━━━━━ RECORDED INFORMATION ━━━━━
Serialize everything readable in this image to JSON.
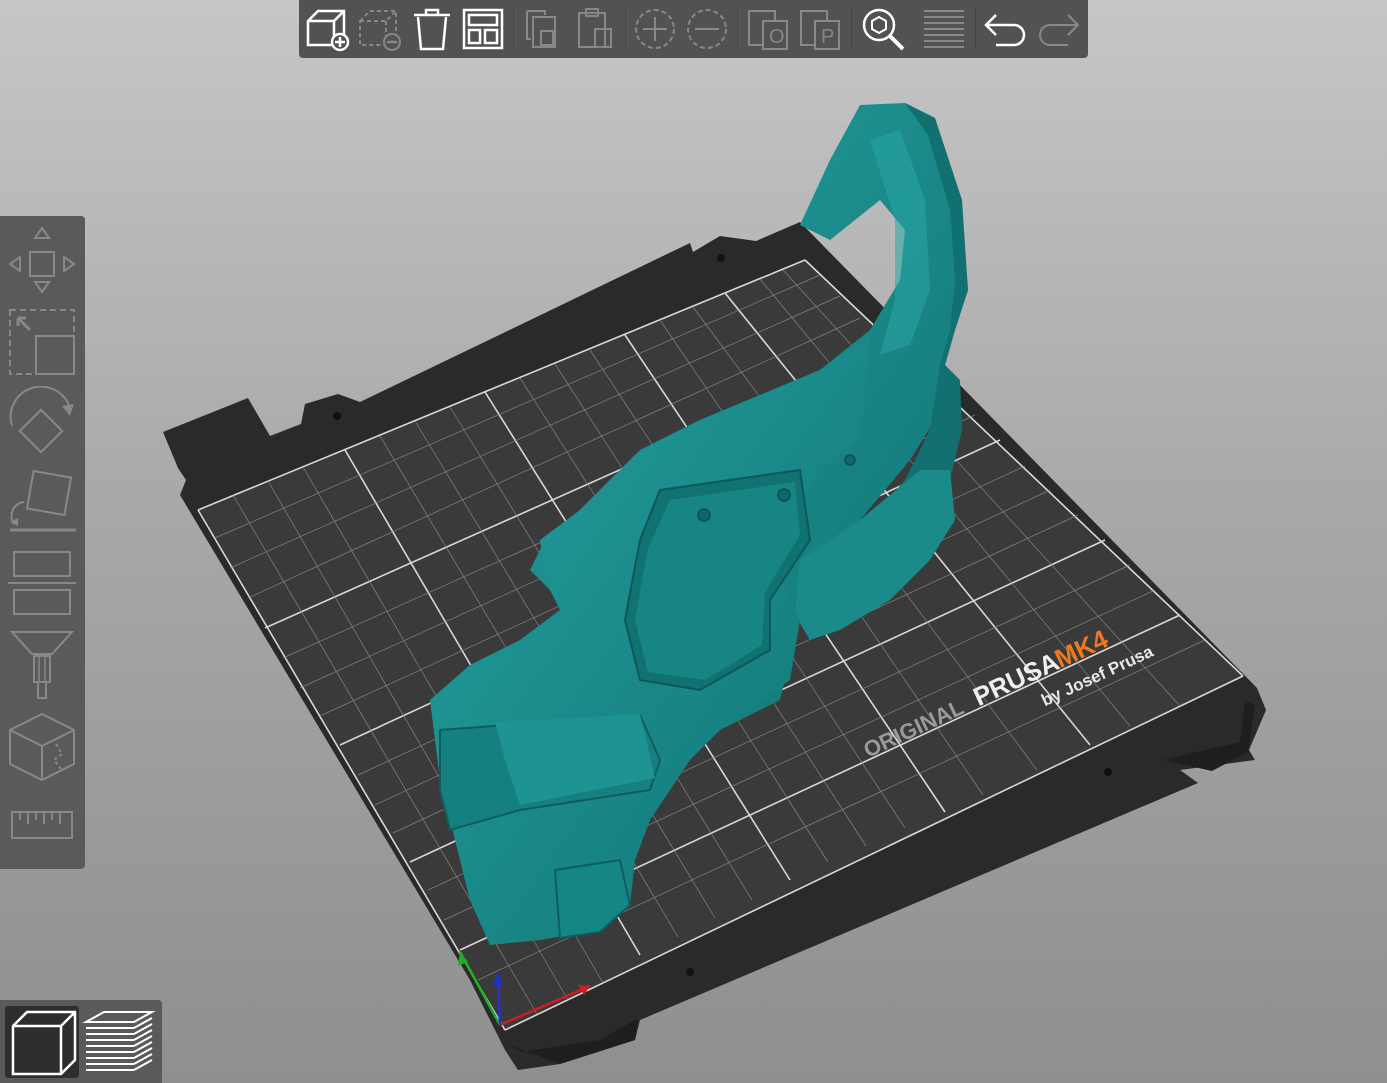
{
  "bed": {
    "logo_original": "ORIGINAL",
    "logo_prusa": "PRUSA",
    "logo_model": "MK4",
    "logo_byline": "by Josef Prusa"
  },
  "colors": {
    "model": "#1d8c8c",
    "bed_sheet": "#3a3a3a",
    "bed_frame": "#2c2c2c",
    "toolbar_bg": "#525252",
    "accent_orange": "#f07822",
    "x_axis": "#d11d1d",
    "y_axis": "#21b021",
    "z_axis": "#2233c8"
  },
  "top_toolbar": {
    "items": [
      {
        "name": "add-object-icon",
        "enabled": true
      },
      {
        "name": "delete-object-icon",
        "enabled": false
      },
      {
        "name": "delete-all-icon",
        "enabled": true
      },
      {
        "name": "arrange-icon",
        "enabled": true
      },
      {
        "name": "copy-icon",
        "enabled": false
      },
      {
        "name": "paste-icon",
        "enabled": false
      },
      {
        "name": "add-instance-icon",
        "enabled": false
      },
      {
        "name": "remove-instance-icon",
        "enabled": false
      },
      {
        "name": "split-to-objects-icon",
        "enabled": false
      },
      {
        "name": "split-to-parts-icon",
        "enabled": false
      },
      {
        "name": "search-icon",
        "enabled": true
      },
      {
        "name": "layers-editing-icon",
        "enabled": false
      },
      {
        "name": "undo-icon",
        "enabled": true
      },
      {
        "name": "redo-icon",
        "enabled": false
      }
    ]
  },
  "left_toolbar": {
    "items": [
      "move-icon",
      "scale-icon",
      "rotate-icon",
      "place-on-face-icon",
      "cut-icon",
      "paint-supports-icon",
      "seam-painting-icon",
      "measure-icon"
    ]
  },
  "view_toolbar": {
    "items": [
      {
        "name": "3d-view-icon",
        "active": true
      },
      {
        "name": "preview-icon",
        "active": false
      }
    ]
  }
}
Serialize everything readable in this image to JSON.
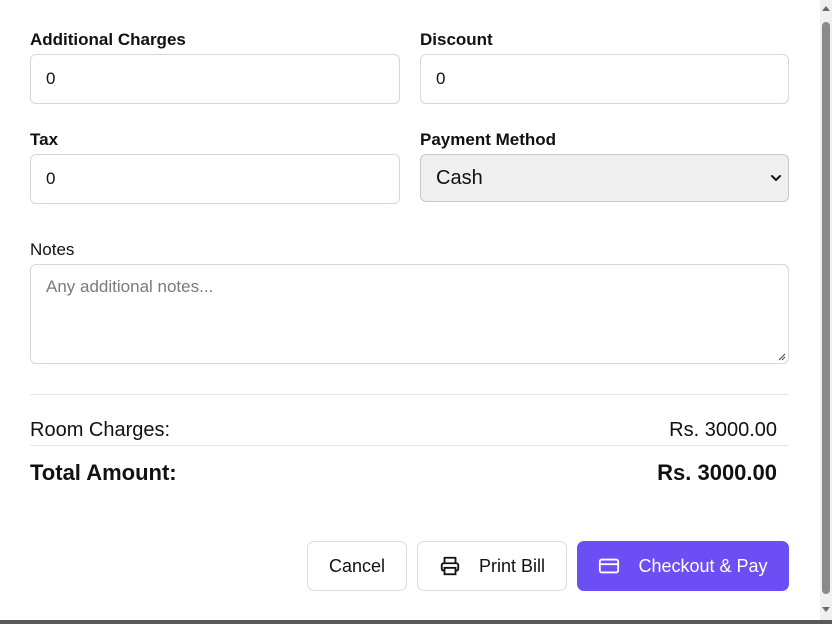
{
  "form": {
    "additional_charges": {
      "label": "Additional Charges",
      "value": "0"
    },
    "discount": {
      "label": "Discount",
      "value": "0"
    },
    "tax": {
      "label": "Tax",
      "value": "0"
    },
    "payment_method": {
      "label": "Payment Method",
      "selected": "Cash"
    },
    "notes": {
      "label": "Notes",
      "placeholder": "Any additional notes..."
    }
  },
  "summary": {
    "room_charges_label": "Room Charges:",
    "room_charges_value": "Rs. 3000.00",
    "total_label": "Total Amount:",
    "total_value": "Rs. 3000.00"
  },
  "actions": {
    "cancel_label": "Cancel",
    "print_label": "Print Bill",
    "checkout_label": "Checkout & Pay"
  },
  "colors": {
    "primary": "#6b4ff5",
    "select_bg": "#efefef",
    "border": "#d6d6dc"
  },
  "icons": [
    "printer-icon",
    "credit-card-icon",
    "chevron-down-icon",
    "resize-grip-icon"
  ]
}
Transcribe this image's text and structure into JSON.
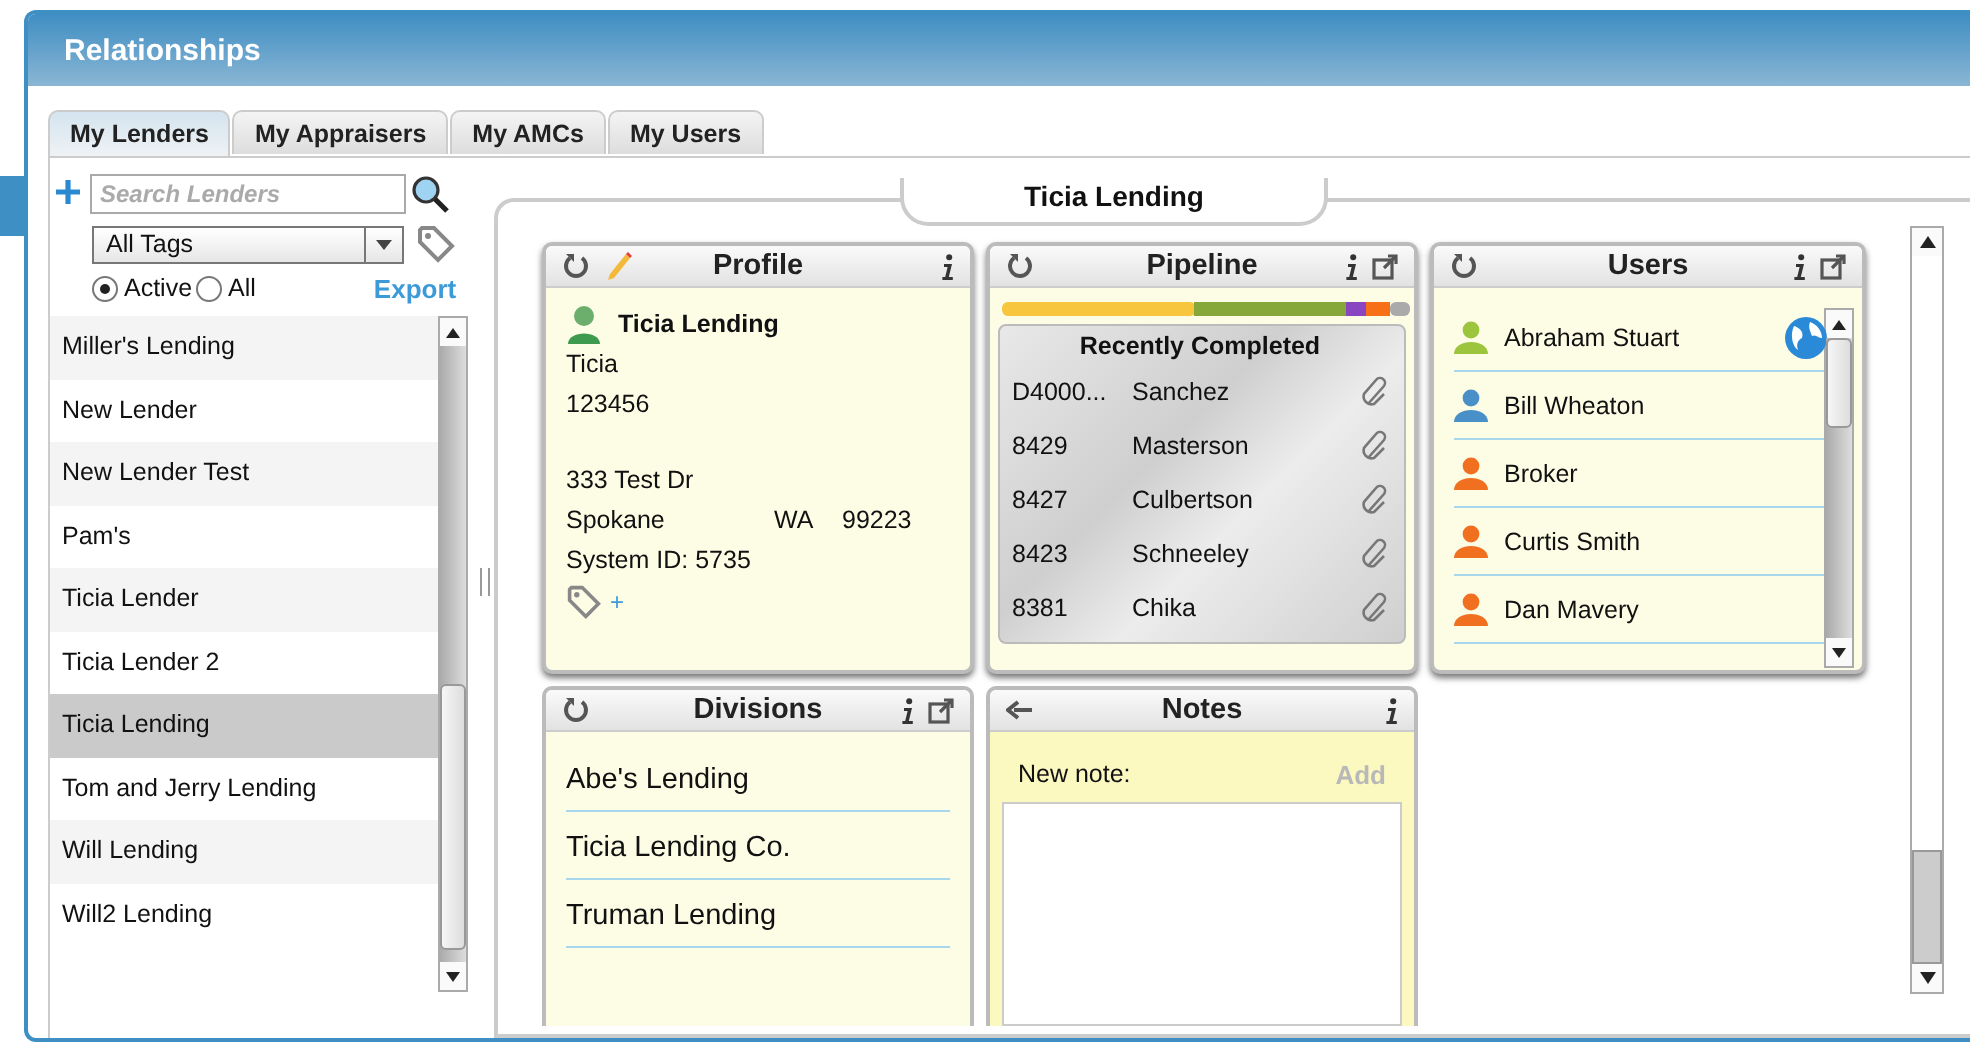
{
  "window": {
    "title": "Relationships"
  },
  "tabs": [
    {
      "label": "My Lenders",
      "selected": true
    },
    {
      "label": "My Appraisers",
      "selected": false
    },
    {
      "label": "My AMCs",
      "selected": false
    },
    {
      "label": "My Users",
      "selected": false
    }
  ],
  "sidebar": {
    "search": {
      "placeholder": "Search Lenders"
    },
    "tag_filter": "All Tags",
    "status_filter": [
      {
        "label": "Active",
        "selected": true
      },
      {
        "label": "All",
        "selected": false
      }
    ],
    "export": "Export",
    "items": [
      {
        "label": "Miller's Lending",
        "selected": false
      },
      {
        "label": "New Lender",
        "selected": false
      },
      {
        "label": "New Lender Test",
        "selected": false
      },
      {
        "label": "Pam's",
        "selected": false
      },
      {
        "label": "Ticia Lender",
        "selected": false
      },
      {
        "label": "Ticia Lender 2",
        "selected": false
      },
      {
        "label": "Ticia Lending",
        "selected": true
      },
      {
        "label": "Tom and Jerry Lending",
        "selected": false
      },
      {
        "label": "Will Lending",
        "selected": false
      },
      {
        "label": "Will2 Lending",
        "selected": false
      }
    ]
  },
  "detail": {
    "title": "Ticia Lending",
    "profile": {
      "title": "Profile",
      "name": "Ticia Lending",
      "lines": [
        "Ticia",
        "123456"
      ],
      "address": "333 Test Dr",
      "city": "Spokane",
      "state": "WA",
      "zip": "99223",
      "system_id": "System ID: 5735",
      "add_tag": "+"
    },
    "pipeline": {
      "title": "Pipeline",
      "subtitle": "Recently Completed",
      "rows": [
        {
          "id": "D4000...",
          "name": "Sanchez"
        },
        {
          "id": "8429",
          "name": "Masterson"
        },
        {
          "id": "8427",
          "name": "Culbertson"
        },
        {
          "id": "8423",
          "name": "Schneeley"
        },
        {
          "id": "8381",
          "name": "Chika"
        }
      ]
    },
    "users": {
      "title": "Users",
      "items": [
        {
          "name": "Abraham Stuart",
          "color": "#9cc43c",
          "globe": true
        },
        {
          "name": "Bill Wheaton",
          "color": "#4a90c8",
          "globe": false
        },
        {
          "name": "Broker",
          "color": "#f07020",
          "globe": false
        },
        {
          "name": "Curtis Smith",
          "color": "#f07020",
          "globe": false
        },
        {
          "name": "Dan Mavery",
          "color": "#f07020",
          "globe": false
        }
      ]
    },
    "divisions": {
      "title": "Divisions",
      "items": [
        "Abe's Lending",
        "Ticia Lending Co.",
        "Truman Lending"
      ]
    },
    "notes": {
      "title": "Notes",
      "label": "New note:",
      "add": "Add"
    }
  }
}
━━━━━
EXERCISE BRIEF
Transcribe the material exactly, and leave out whatever pictures it holds.

EXPECTED ANSWER
Serialize everything readable in this image to JSON.
{
  "bed": {
    "logo_original": "ORIGINAL",
    "logo_prusa": "PRUSA",
    "logo_model": "MK4",
    "logo_byline": "by Josef Prusa"
  },
  "colors": {
    "model": "#1d8c8c",
    "bed_sheet": "#3a3a3a",
    "bed_frame": "#2c2c2c",
    "toolbar_bg": "#525252",
    "accent_orange": "#f07822",
    "x_axis": "#d11d1d",
    "y_axis": "#21b021",
    "z_axis": "#2233c8"
  },
  "top_toolbar": {
    "items": [
      {
        "name": "add-object-icon",
        "enabled": true
      },
      {
        "name": "delete-object-icon",
        "enabled": false
      },
      {
        "name": "delete-all-icon",
        "enabled": true
      },
      {
        "name": "arrange-icon",
        "enabled": true
      },
      {
        "name": "copy-icon",
        "enabled": false
      },
      {
        "name": "paste-icon",
        "enabled": false
      },
      {
        "name": "add-instance-icon",
        "enabled": false
      },
      {
        "name": "remove-instance-icon",
        "enabled": false
      },
      {
        "name": "split-to-objects-icon",
        "enabled": false
      },
      {
        "name": "split-to-parts-icon",
        "enabled": false
      },
      {
        "name": "search-icon",
        "enabled": true
      },
      {
        "name": "layers-editing-icon",
        "enabled": false
      },
      {
        "name": "undo-icon",
        "enabled": true
      },
      {
        "name": "redo-icon",
        "enabled": false
      }
    ]
  },
  "left_toolbar": {
    "items": [
      "move-icon",
      "scale-icon",
      "rotate-icon",
      "place-on-face-icon",
      "cut-icon",
      "paint-supports-icon",
      "seam-painting-icon",
      "measure-icon"
    ]
  },
  "view_toolbar": {
    "items": [
      {
        "name": "3d-view-icon",
        "active": true
      },
      {
        "name": "preview-icon",
        "active": false
      }
    ]
  }
}
Serialize everything readable in this image to JSON.
{
  "form": {
    "additional_charges": {
      "label": "Additional Charges",
      "value": "0"
    },
    "discount": {
      "label": "Discount",
      "value": "0"
    },
    "tax": {
      "label": "Tax",
      "value": "0"
    },
    "payment_method": {
      "label": "Payment Method",
      "selected": "Cash"
    },
    "notes": {
      "label": "Notes",
      "placeholder": "Any additional notes..."
    }
  },
  "summary": {
    "room_charges_label": "Room Charges:",
    "room_charges_value": "Rs. 3000.00",
    "total_label": "Total Amount:",
    "total_value": "Rs. 3000.00"
  },
  "actions": {
    "cancel_label": "Cancel",
    "print_label": "Print Bill",
    "checkout_label": "Checkout & Pay"
  },
  "colors": {
    "primary": "#6b4ff5",
    "select_bg": "#efefef",
    "border": "#d6d6dc"
  },
  "icons": [
    "printer-icon",
    "credit-card-icon",
    "chevron-down-icon",
    "resize-grip-icon"
  ]
}
Transcribe this image's text and structure into JSON.
{
  "window": {
    "title": "Relationships"
  },
  "tabs": [
    {
      "label": "My Lenders",
      "selected": true
    },
    {
      "label": "My Appraisers",
      "selected": false
    },
    {
      "label": "My AMCs",
      "selected": false
    },
    {
      "label": "My Users",
      "selected": false
    }
  ],
  "sidebar": {
    "search": {
      "placeholder": "Search Lenders"
    },
    "tag_filter": "All Tags",
    "status_filter": [
      {
        "label": "Active",
        "selected": true
      },
      {
        "label": "All",
        "selected": false
      }
    ],
    "export": "Export",
    "items": [
      {
        "label": "Miller's Lending",
        "selected": false
      },
      {
        "label": "New Lender",
        "selected": false
      },
      {
        "label": "New Lender Test",
        "selected": false
      },
      {
        "label": "Pam's",
        "selected": false
      },
      {
        "label": "Ticia Lender",
        "selected": false
      },
      {
        "label": "Ticia Lender 2",
        "selected": false
      },
      {
        "label": "Ticia Lending",
        "selected": true
      },
      {
        "label": "Tom and Jerry Lending",
        "selected": false
      },
      {
        "label": "Will Lending",
        "selected": false
      },
      {
        "label": "Will2 Lending",
        "selected": false
      }
    ]
  },
  "detail": {
    "title": "Ticia Lending",
    "profile": {
      "title": "Profile",
      "name": "Ticia Lending",
      "lines": [
        "Ticia",
        "123456"
      ],
      "address": "333 Test Dr",
      "city": "Spokane",
      "state": "WA",
      "zip": "99223",
      "system_id": "System ID: 5735",
      "add_tag": "+"
    },
    "pipeline": {
      "title": "Pipeline",
      "subtitle": "Recently Completed",
      "rows": [
        {
          "id": "D4000...",
          "name": "Sanchez"
        },
        {
          "id": "8429",
          "name": "Masterson"
        },
        {
          "id": "8427",
          "name": "Culbertson"
        },
        {
          "id": "8423",
          "name": "Schneeley"
        },
        {
          "id": "8381",
          "name": "Chika"
        }
      ]
    },
    "users": {
      "title": "Users",
      "items": [
        {
          "name": "Abraham Stuart",
          "color": "#9cc43c",
          "globe": true
        },
        {
          "name": "Bill Wheaton",
          "color": "#4a90c8",
          "globe": false
        },
        {
          "name": "Broker",
          "color": "#f07020",
          "globe": false
        },
        {
          "name": "Curtis Smith",
          "color": "#f07020",
          "globe": false
        },
        {
          "name": "Dan Mavery",
          "color": "#f07020",
          "globe": false
        }
      ]
    },
    "divisions": {
      "title": "Divisions",
      "items": [
        "Abe's Lending",
        "Ticia Lending Co.",
        "Truman Lending"
      ]
    },
    "notes": {
      "title": "Notes",
      "label": "New note:",
      "add": "Add"
    }
  }
}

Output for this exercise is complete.